#### WORK INSTRUCTIONS
Set down the material below word for word, excluding the pictures.

::::

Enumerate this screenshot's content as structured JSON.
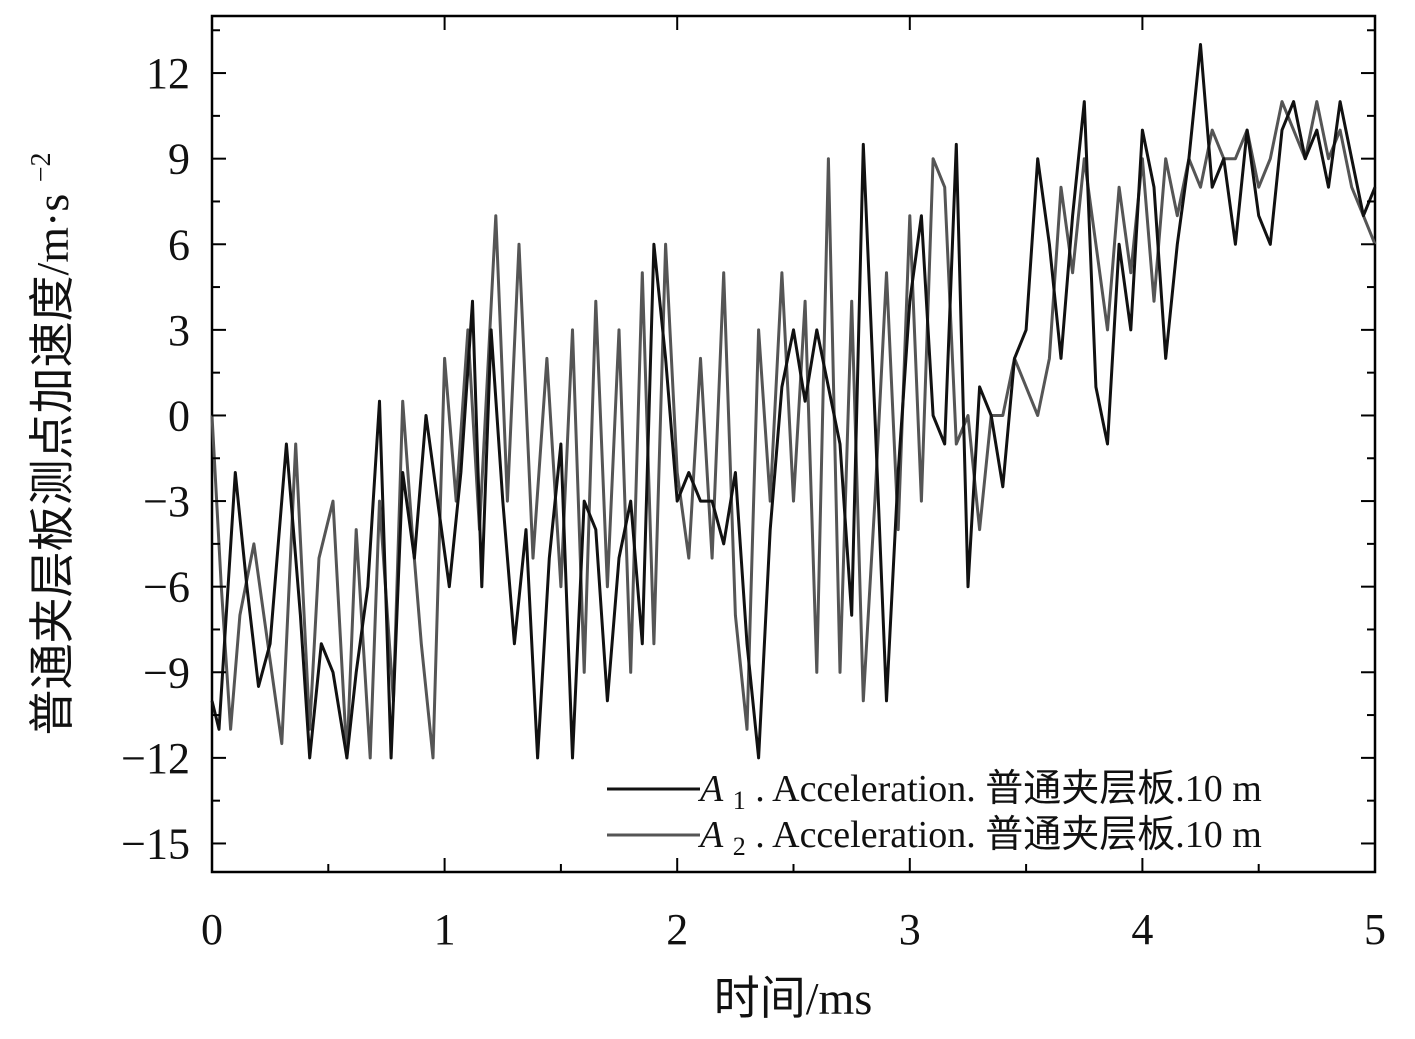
{
  "chart_data": {
    "type": "line",
    "xlabel": "时间/ms",
    "ylabel_main": "普通夹层板测点加速度/m·s",
    "ylabel_exp": "−2",
    "xlim": [
      0,
      5
    ],
    "ylim": [
      -16,
      14
    ],
    "xticks": [
      0,
      1,
      2,
      3,
      4,
      5
    ],
    "xtick_labels": [
      "0",
      "1",
      "2",
      "3",
      "4",
      "5"
    ],
    "yticks": [
      -15,
      -12,
      -9,
      -6,
      -3,
      0,
      3,
      6,
      9,
      12
    ],
    "ytick_labels": [
      "−15",
      "−12",
      "−9",
      "−6",
      "−3",
      "0",
      "3",
      "6",
      "9",
      "12"
    ],
    "grid": false,
    "legend_position": "bottom-right",
    "legend": [
      {
        "symbol": "A",
        "sub": "1",
        "text": ". Acceleration. 普通夹层板.10 m",
        "color": "#111111"
      },
      {
        "symbol": "A",
        "sub": "2",
        "text": ". Acceleration. 普通夹层板.10 m",
        "color": "#555555"
      }
    ],
    "series": [
      {
        "color": "#111111",
        "x": [
          0,
          0.03,
          0.1,
          0.15,
          0.2,
          0.25,
          0.32,
          0.38,
          0.42,
          0.47,
          0.52,
          0.58,
          0.62,
          0.67,
          0.72,
          0.77,
          0.82,
          0.87,
          0.92,
          0.97,
          1.02,
          1.07,
          1.12,
          1.16,
          1.2,
          1.25,
          1.3,
          1.35,
          1.4,
          1.45,
          1.5,
          1.55,
          1.6,
          1.65,
          1.7,
          1.75,
          1.8,
          1.85,
          1.9,
          1.95,
          2.0,
          2.05,
          2.1,
          2.15,
          2.2,
          2.25,
          2.3,
          2.35,
          2.4,
          2.45,
          2.5,
          2.55,
          2.6,
          2.65,
          2.7,
          2.75,
          2.8,
          2.85,
          2.9,
          2.95,
          3.0,
          3.05,
          3.1,
          3.15,
          3.2,
          3.25,
          3.3,
          3.35,
          3.4,
          3.45,
          3.5,
          3.55,
          3.6,
          3.65,
          3.7,
          3.75,
          3.8,
          3.85,
          3.9,
          3.95,
          4.0,
          4.05,
          4.1,
          4.15,
          4.2,
          4.25,
          4.3,
          4.35,
          4.4,
          4.45,
          4.5,
          4.55,
          4.6,
          4.65,
          4.7,
          4.75,
          4.8,
          4.85,
          4.9,
          4.95,
          5.0
        ],
        "y": [
          -10,
          -11,
          -2,
          -6,
          -9.5,
          -8,
          -1,
          -7,
          -12,
          -8,
          -9,
          -12,
          -9,
          -6,
          0.5,
          -12,
          -2,
          -5,
          0,
          -3,
          -6,
          -2,
          4,
          -6,
          3,
          -3,
          -8,
          -4,
          -12,
          -5,
          -1,
          -12,
          -3,
          -4,
          -10,
          -5,
          -3,
          -8,
          6,
          2,
          -3,
          -2,
          -3,
          -3,
          -4.5,
          -2,
          -8,
          -12,
          -4,
          1,
          3,
          0.5,
          3,
          1,
          -1,
          -7,
          9.5,
          0,
          -10,
          -2,
          4,
          7,
          0,
          -1,
          9.5,
          -6,
          1,
          0,
          -2.5,
          2,
          3,
          9,
          6,
          2,
          7,
          11,
          1,
          -1,
          6,
          3,
          10,
          8,
          2,
          6,
          9,
          13,
          8,
          9,
          6,
          10,
          7,
          6,
          10,
          11,
          9,
          10,
          8,
          11,
          9,
          7,
          8
        ]
      },
      {
        "color": "#555555",
        "x": [
          0,
          0.04,
          0.08,
          0.12,
          0.18,
          0.24,
          0.3,
          0.36,
          0.42,
          0.46,
          0.52,
          0.58,
          0.62,
          0.68,
          0.72,
          0.78,
          0.82,
          0.86,
          0.9,
          0.95,
          1.0,
          1.05,
          1.1,
          1.15,
          1.22,
          1.27,
          1.32,
          1.38,
          1.44,
          1.5,
          1.55,
          1.6,
          1.65,
          1.7,
          1.75,
          1.8,
          1.85,
          1.9,
          1.95,
          2.0,
          2.05,
          2.1,
          2.15,
          2.2,
          2.25,
          2.3,
          2.35,
          2.4,
          2.45,
          2.5,
          2.55,
          2.6,
          2.65,
          2.7,
          2.75,
          2.8,
          2.85,
          2.9,
          2.95,
          3.0,
          3.05,
          3.1,
          3.15,
          3.2,
          3.25,
          3.3,
          3.35,
          3.4,
          3.45,
          3.5,
          3.55,
          3.6,
          3.65,
          3.7,
          3.75,
          3.8,
          3.85,
          3.9,
          3.95,
          4.0,
          4.05,
          4.1,
          4.15,
          4.2,
          4.25,
          4.3,
          4.35,
          4.4,
          4.45,
          4.5,
          4.55,
          4.6,
          4.65,
          4.7,
          4.75,
          4.8,
          4.85,
          4.9,
          4.95,
          5.0
        ],
        "y": [
          0,
          -6,
          -11,
          -7,
          -4.5,
          -8,
          -11.5,
          -1,
          -11,
          -5,
          -3,
          -12,
          -4,
          -12,
          -3,
          -10,
          0.5,
          -4,
          -8,
          -12,
          2,
          -3,
          3,
          -4,
          7,
          -3,
          6,
          -5,
          2,
          -6,
          3,
          -9,
          4,
          -6,
          3,
          -9,
          5,
          -8,
          6,
          -2,
          -5,
          2,
          -5,
          5,
          -7,
          -11,
          3,
          -3,
          5,
          -3,
          4,
          -9,
          9,
          -9,
          4,
          -10,
          -3,
          5,
          -4,
          7,
          -3,
          9,
          8,
          -1,
          0,
          -4,
          0,
          0,
          2,
          1,
          0,
          2,
          8,
          5,
          9,
          6,
          3,
          8,
          5,
          9,
          4,
          9,
          7,
          9,
          8,
          10,
          9,
          9,
          10,
          8,
          9,
          11,
          10,
          9,
          11,
          9,
          10,
          8,
          7,
          6
        ]
      }
    ]
  }
}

::::

#### FINISHED ANSWER
Enumerate this screenshot's content as structured JSON.
{
  "chart_data": {
    "type": "line",
    "xlabel": "时间/ms",
    "ylabel_main": "普通夹层板测点加速度/m·s",
    "ylabel_exp": "−2",
    "xlim": [
      0,
      5
    ],
    "ylim": [
      -16,
      14
    ],
    "xticks": [
      0,
      1,
      2,
      3,
      4,
      5
    ],
    "xtick_labels": [
      "0",
      "1",
      "2",
      "3",
      "4",
      "5"
    ],
    "yticks": [
      -15,
      -12,
      -9,
      -6,
      -3,
      0,
      3,
      6,
      9,
      12
    ],
    "ytick_labels": [
      "−15",
      "−12",
      "−9",
      "−6",
      "−3",
      "0",
      "3",
      "6",
      "9",
      "12"
    ],
    "grid": false,
    "legend_position": "bottom-right",
    "legend": [
      {
        "symbol": "A",
        "sub": "1",
        "text": ". Acceleration. 普通夹层板.10 m",
        "color": "#111111"
      },
      {
        "symbol": "A",
        "sub": "2",
        "text": ". Acceleration. 普通夹层板.10 m",
        "color": "#555555"
      }
    ],
    "series": [
      {
        "color": "#111111",
        "x": [
          0,
          0.03,
          0.1,
          0.15,
          0.2,
          0.25,
          0.32,
          0.38,
          0.42,
          0.47,
          0.52,
          0.58,
          0.62,
          0.67,
          0.72,
          0.77,
          0.82,
          0.87,
          0.92,
          0.97,
          1.02,
          1.07,
          1.12,
          1.16,
          1.2,
          1.25,
          1.3,
          1.35,
          1.4,
          1.45,
          1.5,
          1.55,
          1.6,
          1.65,
          1.7,
          1.75,
          1.8,
          1.85,
          1.9,
          1.95,
          2.0,
          2.05,
          2.1,
          2.15,
          2.2,
          2.25,
          2.3,
          2.35,
          2.4,
          2.45,
          2.5,
          2.55,
          2.6,
          2.65,
          2.7,
          2.75,
          2.8,
          2.85,
          2.9,
          2.95,
          3.0,
          3.05,
          3.1,
          3.15,
          3.2,
          3.25,
          3.3,
          3.35,
          3.4,
          3.45,
          3.5,
          3.55,
          3.6,
          3.65,
          3.7,
          3.75,
          3.8,
          3.85,
          3.9,
          3.95,
          4.0,
          4.05,
          4.1,
          4.15,
          4.2,
          4.25,
          4.3,
          4.35,
          4.4,
          4.45,
          4.5,
          4.55,
          4.6,
          4.65,
          4.7,
          4.75,
          4.8,
          4.85,
          4.9,
          4.95,
          5.0
        ],
        "y": [
          -10,
          -11,
          -2,
          -6,
          -9.5,
          -8,
          -1,
          -7,
          -12,
          -8,
          -9,
          -12,
          -9,
          -6,
          0.5,
          -12,
          -2,
          -5,
          0,
          -3,
          -6,
          -2,
          4,
          -6,
          3,
          -3,
          -8,
          -4,
          -12,
          -5,
          -1,
          -12,
          -3,
          -4,
          -10,
          -5,
          -3,
          -8,
          6,
          2,
          -3,
          -2,
          -3,
          -3,
          -4.5,
          -2,
          -8,
          -12,
          -4,
          1,
          3,
          0.5,
          3,
          1,
          -1,
          -7,
          9.5,
          0,
          -10,
          -2,
          4,
          7,
          0,
          -1,
          9.5,
          -6,
          1,
          0,
          -2.5,
          2,
          3,
          9,
          6,
          2,
          7,
          11,
          1,
          -1,
          6,
          3,
          10,
          8,
          2,
          6,
          9,
          13,
          8,
          9,
          6,
          10,
          7,
          6,
          10,
          11,
          9,
          10,
          8,
          11,
          9,
          7,
          8
        ]
      },
      {
        "color": "#555555",
        "x": [
          0,
          0.04,
          0.08,
          0.12,
          0.18,
          0.24,
          0.3,
          0.36,
          0.42,
          0.46,
          0.52,
          0.58,
          0.62,
          0.68,
          0.72,
          0.78,
          0.82,
          0.86,
          0.9,
          0.95,
          1.0,
          1.05,
          1.1,
          1.15,
          1.22,
          1.27,
          1.32,
          1.38,
          1.44,
          1.5,
          1.55,
          1.6,
          1.65,
          1.7,
          1.75,
          1.8,
          1.85,
          1.9,
          1.95,
          2.0,
          2.05,
          2.1,
          2.15,
          2.2,
          2.25,
          2.3,
          2.35,
          2.4,
          2.45,
          2.5,
          2.55,
          2.6,
          2.65,
          2.7,
          2.75,
          2.8,
          2.85,
          2.9,
          2.95,
          3.0,
          3.05,
          3.1,
          3.15,
          3.2,
          3.25,
          3.3,
          3.35,
          3.4,
          3.45,
          3.5,
          3.55,
          3.6,
          3.65,
          3.7,
          3.75,
          3.8,
          3.85,
          3.9,
          3.95,
          4.0,
          4.05,
          4.1,
          4.15,
          4.2,
          4.25,
          4.3,
          4.35,
          4.4,
          4.45,
          4.5,
          4.55,
          4.6,
          4.65,
          4.7,
          4.75,
          4.8,
          4.85,
          4.9,
          4.95,
          5.0
        ],
        "y": [
          0,
          -6,
          -11,
          -7,
          -4.5,
          -8,
          -11.5,
          -1,
          -11,
          -5,
          -3,
          -12,
          -4,
          -12,
          -3,
          -10,
          0.5,
          -4,
          -8,
          -12,
          2,
          -3,
          3,
          -4,
          7,
          -3,
          6,
          -5,
          2,
          -6,
          3,
          -9,
          4,
          -6,
          3,
          -9,
          5,
          -8,
          6,
          -2,
          -5,
          2,
          -5,
          5,
          -7,
          -11,
          3,
          -3,
          5,
          -3,
          4,
          -9,
          9,
          -9,
          4,
          -10,
          -3,
          5,
          -4,
          7,
          -3,
          9,
          8,
          -1,
          0,
          -4,
          0,
          0,
          2,
          1,
          0,
          2,
          8,
          5,
          9,
          6,
          3,
          8,
          5,
          9,
          4,
          9,
          7,
          9,
          8,
          10,
          9,
          9,
          10,
          8,
          9,
          11,
          10,
          9,
          11,
          9,
          10,
          8,
          7,
          6
        ]
      }
    ]
  }
}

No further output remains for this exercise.